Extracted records
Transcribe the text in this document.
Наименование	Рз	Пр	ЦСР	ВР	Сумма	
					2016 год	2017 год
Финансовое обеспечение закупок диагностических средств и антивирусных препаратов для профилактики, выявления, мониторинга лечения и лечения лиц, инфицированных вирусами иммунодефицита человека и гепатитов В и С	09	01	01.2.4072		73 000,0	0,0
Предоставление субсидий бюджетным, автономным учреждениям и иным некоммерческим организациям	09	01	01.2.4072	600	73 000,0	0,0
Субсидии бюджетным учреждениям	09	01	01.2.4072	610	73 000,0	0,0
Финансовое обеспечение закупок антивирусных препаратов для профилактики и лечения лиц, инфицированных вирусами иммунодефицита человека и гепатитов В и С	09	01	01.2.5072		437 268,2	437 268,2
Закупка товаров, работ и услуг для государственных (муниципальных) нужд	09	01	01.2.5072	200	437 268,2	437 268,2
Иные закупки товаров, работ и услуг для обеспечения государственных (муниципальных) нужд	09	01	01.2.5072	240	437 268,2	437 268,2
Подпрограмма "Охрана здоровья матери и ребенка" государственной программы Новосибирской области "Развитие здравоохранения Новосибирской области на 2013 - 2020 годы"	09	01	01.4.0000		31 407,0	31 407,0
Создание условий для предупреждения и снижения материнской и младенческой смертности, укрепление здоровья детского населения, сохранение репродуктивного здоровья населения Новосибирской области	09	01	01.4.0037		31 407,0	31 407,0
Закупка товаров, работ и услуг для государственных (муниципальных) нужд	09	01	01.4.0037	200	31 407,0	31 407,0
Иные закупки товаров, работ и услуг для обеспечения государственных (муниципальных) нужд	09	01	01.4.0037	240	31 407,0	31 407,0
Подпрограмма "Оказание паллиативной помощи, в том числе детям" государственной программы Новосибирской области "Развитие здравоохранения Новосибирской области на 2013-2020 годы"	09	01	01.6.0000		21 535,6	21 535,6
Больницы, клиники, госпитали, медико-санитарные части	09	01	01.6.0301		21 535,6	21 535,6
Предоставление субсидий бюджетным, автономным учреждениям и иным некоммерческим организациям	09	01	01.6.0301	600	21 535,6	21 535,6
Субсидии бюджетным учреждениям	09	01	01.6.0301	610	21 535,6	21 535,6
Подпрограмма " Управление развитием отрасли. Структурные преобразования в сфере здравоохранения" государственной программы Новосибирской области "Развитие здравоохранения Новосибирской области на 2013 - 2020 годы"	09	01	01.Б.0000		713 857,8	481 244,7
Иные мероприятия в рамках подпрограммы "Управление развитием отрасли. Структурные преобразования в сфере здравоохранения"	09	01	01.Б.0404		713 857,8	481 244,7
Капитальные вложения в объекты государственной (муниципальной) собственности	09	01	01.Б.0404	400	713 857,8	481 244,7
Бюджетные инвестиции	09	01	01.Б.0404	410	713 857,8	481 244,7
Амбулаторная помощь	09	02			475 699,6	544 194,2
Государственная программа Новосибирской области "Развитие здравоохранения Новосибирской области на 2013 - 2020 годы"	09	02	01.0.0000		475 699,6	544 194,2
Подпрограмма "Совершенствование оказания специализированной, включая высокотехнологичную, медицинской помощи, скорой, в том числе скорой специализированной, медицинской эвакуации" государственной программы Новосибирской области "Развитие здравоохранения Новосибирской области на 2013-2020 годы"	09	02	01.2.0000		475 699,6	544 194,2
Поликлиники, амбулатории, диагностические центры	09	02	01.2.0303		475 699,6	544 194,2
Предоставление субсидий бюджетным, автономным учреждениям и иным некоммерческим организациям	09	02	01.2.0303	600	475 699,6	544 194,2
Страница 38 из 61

CHALLENGE: Can you give every line above again, exactly as written?

CORRECT ANSWER:
Transcribe the text in this document.
Наименование	Рз	Пр	ЦСР	ВР	Сумма	
					2016 год	2017 год
Финансовое обеспечение закупок диагностических средств и антивирусных препаратов для профилактики, выявления, мониторинга лечения и лечения лиц, инфицированных вирусами иммунодефицита человека и гепатитов В и С	09	01	01.2.4072		73 000,0	0,0
Предоставление субсидий бюджетным, автономным учреждениям и иным некоммерческим организациям	09	01	01.2.4072	600	73 000,0	0,0
Субсидии бюджетным учреждениям	09	01	01.2.4072	610	73 000,0	0,0
Финансовое обеспечение закупок антивирусных препаратов для профилактики и лечения лиц, инфицированных вирусами иммунодефицита человека и гепатитов В и С	09	01	01.2.5072		437 268,2	437 268,2
Закупка товаров, работ и услуг для государственных (муниципальных) нужд	09	01	01.2.5072	200	437 268,2	437 268,2
Иные закупки товаров, работ и услуг для обеспечения государственных (муниципальных) нужд	09	01	01.2.5072	240	437 268,2	437 268,2
Подпрограмма "Охрана здоровья матери и ребенка" государственной программы Новосибирской области "Развитие здравоохранения Новосибирской области на 2013 - 2020 годы"	09	01	01.4.0000		31 407,0	31 407,0
Создание условий для предупреждения и снижения материнской и младенческой смертности, укрепление здоровья детского населения, сохранение репродуктивного здоровья населения Новосибирской области	09	01	01.4.0037		31 407,0	31 407,0
Закупка товаров, работ и услуг для государственных (муниципальных) нужд	09	01	01.4.0037	200	31 407,0	31 407,0
Иные закупки товаров, работ и услуг для обеспечения государственных (муниципальных) нужд	09	01	01.4.0037	240	31 407,0	31 407,0
Подпрограмма "Оказание паллиативной помощи, в том числе детям" государственной программы Новосибирской области "Развитие здравоохранения Новосибирской области на 2013-2020 годы"	09	01	01.6.0000		21 535,6	21 535,6
Больницы, клиники, госпитали, медико-санитарные части	09	01	01.6.0301		21 535,6	21 535,6
Предоставление субсидий бюджетным, автономным учреждениям и иным некоммерческим организациям	09	01	01.6.0301	600	21 535,6	21 535,6
Субсидии бюджетным учреждениям	09	01	01.6.0301	610	21 535,6	21 535,6
Подпрограмма " Управление развитием отрасли. Структурные преобразования в сфере здравоохранения" государственной программы Новосибирской области "Развитие здравоохранения Новосибирской области на 2013 - 2020 годы"	09	01	01.Б.0000		713 857,8	481 244,7
Иные мероприятия в рамках подпрограммы "Управление развитием отрасли. Структурные преобразования в сфере здравоохранения"	09	01	01.Б.0404		713 857,8	481 244,7
Капитальные вложения в объекты государственной (муниципальной) собственности	09	01	01.Б.0404	400	713 857,8	481 244,7
Бюджетные инвестиции	09	01	01.Б.0404	410	713 857,8	481 244,7
Амбулаторная помощь	09	02			475 699,6	544 194,2
Государственная программа Новосибирской области "Развитие здравоохранения Новосибирской области на 2013 - 2020 годы"	09	02	01.0.0000		475 699,6	544 194,2
Подпрограмма "Совершенствование оказания специализированной, включая высокотехнологичную, медицинской помощи, скорой, в том числе скорой специализированной, медицинской эвакуации" государственной программы Новосибирской области "Развитие здравоохранения Новосибирской области на 2013-2020 годы"	09	02	01.2.0000		475 699,6	544 194,2
Поликлиники, амбулатории, диагностические центры	09	02	01.2.0303		475 699,6	544 194,2
Предоставление субсидий бюджетным, автономным учреждениям и иным некоммерческим организациям	09	02	01.2.0303	600	475 699,6	544 194,2
Страница 38 из 61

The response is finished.